#### [Stored records]
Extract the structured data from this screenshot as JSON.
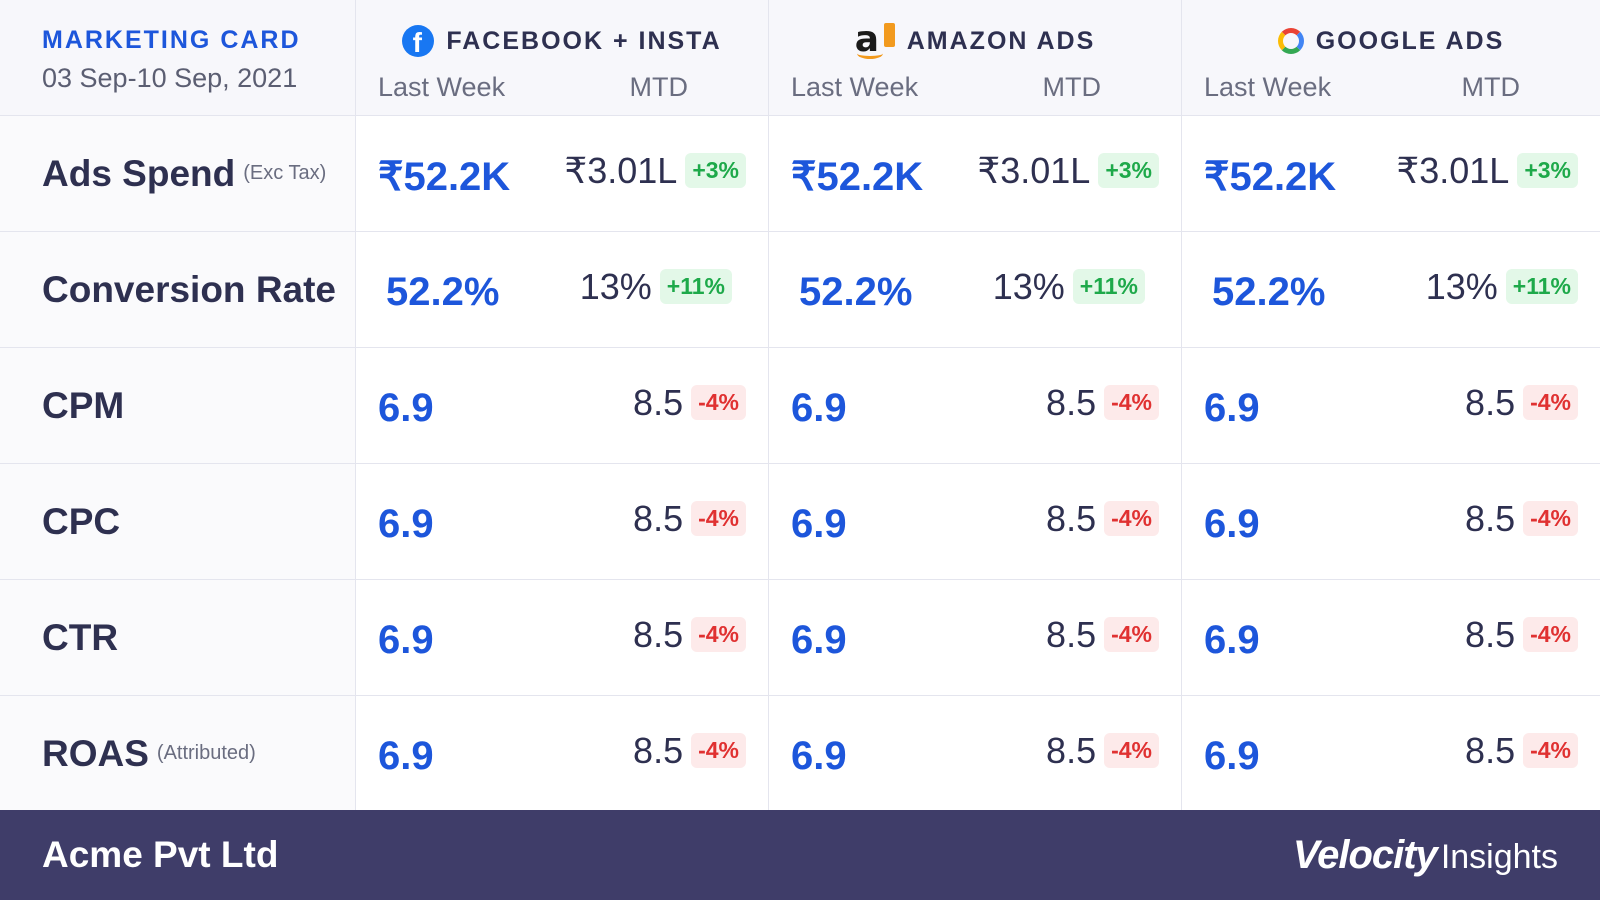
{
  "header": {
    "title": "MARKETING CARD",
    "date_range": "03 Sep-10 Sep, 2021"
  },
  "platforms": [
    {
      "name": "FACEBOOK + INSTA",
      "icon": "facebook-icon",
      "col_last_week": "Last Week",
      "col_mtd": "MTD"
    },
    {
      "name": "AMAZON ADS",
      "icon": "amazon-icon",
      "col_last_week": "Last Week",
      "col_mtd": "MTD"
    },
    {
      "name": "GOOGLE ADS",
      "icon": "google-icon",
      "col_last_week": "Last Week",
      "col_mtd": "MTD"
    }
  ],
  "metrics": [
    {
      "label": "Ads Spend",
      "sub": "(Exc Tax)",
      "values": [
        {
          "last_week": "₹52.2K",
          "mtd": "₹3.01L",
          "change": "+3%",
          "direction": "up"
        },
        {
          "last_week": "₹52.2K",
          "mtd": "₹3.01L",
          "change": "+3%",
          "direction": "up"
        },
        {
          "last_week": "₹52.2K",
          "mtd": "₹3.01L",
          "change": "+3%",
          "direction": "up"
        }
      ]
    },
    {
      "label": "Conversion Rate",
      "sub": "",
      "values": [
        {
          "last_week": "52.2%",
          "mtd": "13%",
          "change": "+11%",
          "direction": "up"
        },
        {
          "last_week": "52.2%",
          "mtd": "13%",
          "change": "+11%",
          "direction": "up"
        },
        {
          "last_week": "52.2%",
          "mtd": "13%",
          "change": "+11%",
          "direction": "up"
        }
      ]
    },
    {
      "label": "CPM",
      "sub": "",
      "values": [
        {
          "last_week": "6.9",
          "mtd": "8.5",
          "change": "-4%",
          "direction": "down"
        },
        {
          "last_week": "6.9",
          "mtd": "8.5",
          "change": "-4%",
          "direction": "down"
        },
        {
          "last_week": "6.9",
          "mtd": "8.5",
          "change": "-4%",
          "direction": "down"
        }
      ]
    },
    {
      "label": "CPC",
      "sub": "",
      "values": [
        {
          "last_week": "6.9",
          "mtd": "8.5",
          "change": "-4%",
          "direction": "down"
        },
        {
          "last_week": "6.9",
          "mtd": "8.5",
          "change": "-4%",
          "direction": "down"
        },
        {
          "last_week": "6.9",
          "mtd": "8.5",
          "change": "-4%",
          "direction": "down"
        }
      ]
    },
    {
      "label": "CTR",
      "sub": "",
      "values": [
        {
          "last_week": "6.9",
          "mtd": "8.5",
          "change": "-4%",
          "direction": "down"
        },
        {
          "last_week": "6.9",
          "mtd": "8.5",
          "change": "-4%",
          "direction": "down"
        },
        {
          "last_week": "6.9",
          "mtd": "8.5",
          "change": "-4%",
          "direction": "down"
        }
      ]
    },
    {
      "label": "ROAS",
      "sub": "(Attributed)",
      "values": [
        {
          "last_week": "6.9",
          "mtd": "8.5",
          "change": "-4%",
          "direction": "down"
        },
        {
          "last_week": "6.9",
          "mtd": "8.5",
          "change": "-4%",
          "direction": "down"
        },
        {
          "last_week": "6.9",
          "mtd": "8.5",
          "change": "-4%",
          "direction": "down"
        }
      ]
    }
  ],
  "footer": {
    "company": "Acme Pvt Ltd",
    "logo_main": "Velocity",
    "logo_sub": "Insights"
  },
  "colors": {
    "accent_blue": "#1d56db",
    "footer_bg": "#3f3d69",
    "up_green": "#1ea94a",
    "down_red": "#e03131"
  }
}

#### [What the task requires]
Without the pictures, output the full listing exactly as it stands.

#### [Output of the task]
Extract the structured data from this screenshot as JSON.
{
  "header": {
    "title": "MARKETING CARD",
    "date_range": "03 Sep-10 Sep, 2021"
  },
  "platforms": [
    {
      "name": "FACEBOOK + INSTA",
      "icon": "facebook-icon",
      "col_last_week": "Last Week",
      "col_mtd": "MTD"
    },
    {
      "name": "AMAZON ADS",
      "icon": "amazon-icon",
      "col_last_week": "Last Week",
      "col_mtd": "MTD"
    },
    {
      "name": "GOOGLE ADS",
      "icon": "google-icon",
      "col_last_week": "Last Week",
      "col_mtd": "MTD"
    }
  ],
  "metrics": [
    {
      "label": "Ads Spend",
      "sub": "(Exc Tax)",
      "values": [
        {
          "last_week": "₹52.2K",
          "mtd": "₹3.01L",
          "change": "+3%",
          "direction": "up"
        },
        {
          "last_week": "₹52.2K",
          "mtd": "₹3.01L",
          "change": "+3%",
          "direction": "up"
        },
        {
          "last_week": "₹52.2K",
          "mtd": "₹3.01L",
          "change": "+3%",
          "direction": "up"
        }
      ]
    },
    {
      "label": "Conversion Rate",
      "sub": "",
      "values": [
        {
          "last_week": "52.2%",
          "mtd": "13%",
          "change": "+11%",
          "direction": "up"
        },
        {
          "last_week": "52.2%",
          "mtd": "13%",
          "change": "+11%",
          "direction": "up"
        },
        {
          "last_week": "52.2%",
          "mtd": "13%",
          "change": "+11%",
          "direction": "up"
        }
      ]
    },
    {
      "label": "CPM",
      "sub": "",
      "values": [
        {
          "last_week": "6.9",
          "mtd": "8.5",
          "change": "-4%",
          "direction": "down"
        },
        {
          "last_week": "6.9",
          "mtd": "8.5",
          "change": "-4%",
          "direction": "down"
        },
        {
          "last_week": "6.9",
          "mtd": "8.5",
          "change": "-4%",
          "direction": "down"
        }
      ]
    },
    {
      "label": "CPC",
      "sub": "",
      "values": [
        {
          "last_week": "6.9",
          "mtd": "8.5",
          "change": "-4%",
          "direction": "down"
        },
        {
          "last_week": "6.9",
          "mtd": "8.5",
          "change": "-4%",
          "direction": "down"
        },
        {
          "last_week": "6.9",
          "mtd": "8.5",
          "change": "-4%",
          "direction": "down"
        }
      ]
    },
    {
      "label": "CTR",
      "sub": "",
      "values": [
        {
          "last_week": "6.9",
          "mtd": "8.5",
          "change": "-4%",
          "direction": "down"
        },
        {
          "last_week": "6.9",
          "mtd": "8.5",
          "change": "-4%",
          "direction": "down"
        },
        {
          "last_week": "6.9",
          "mtd": "8.5",
          "change": "-4%",
          "direction": "down"
        }
      ]
    },
    {
      "label": "ROAS",
      "sub": "(Attributed)",
      "values": [
        {
          "last_week": "6.9",
          "mtd": "8.5",
          "change": "-4%",
          "direction": "down"
        },
        {
          "last_week": "6.9",
          "mtd": "8.5",
          "change": "-4%",
          "direction": "down"
        },
        {
          "last_week": "6.9",
          "mtd": "8.5",
          "change": "-4%",
          "direction": "down"
        }
      ]
    }
  ],
  "footer": {
    "company": "Acme Pvt Ltd",
    "logo_main": "Velocity",
    "logo_sub": "Insights"
  },
  "colors": {
    "accent_blue": "#1d56db",
    "footer_bg": "#3f3d69",
    "up_green": "#1ea94a",
    "down_red": "#e03131"
  }
}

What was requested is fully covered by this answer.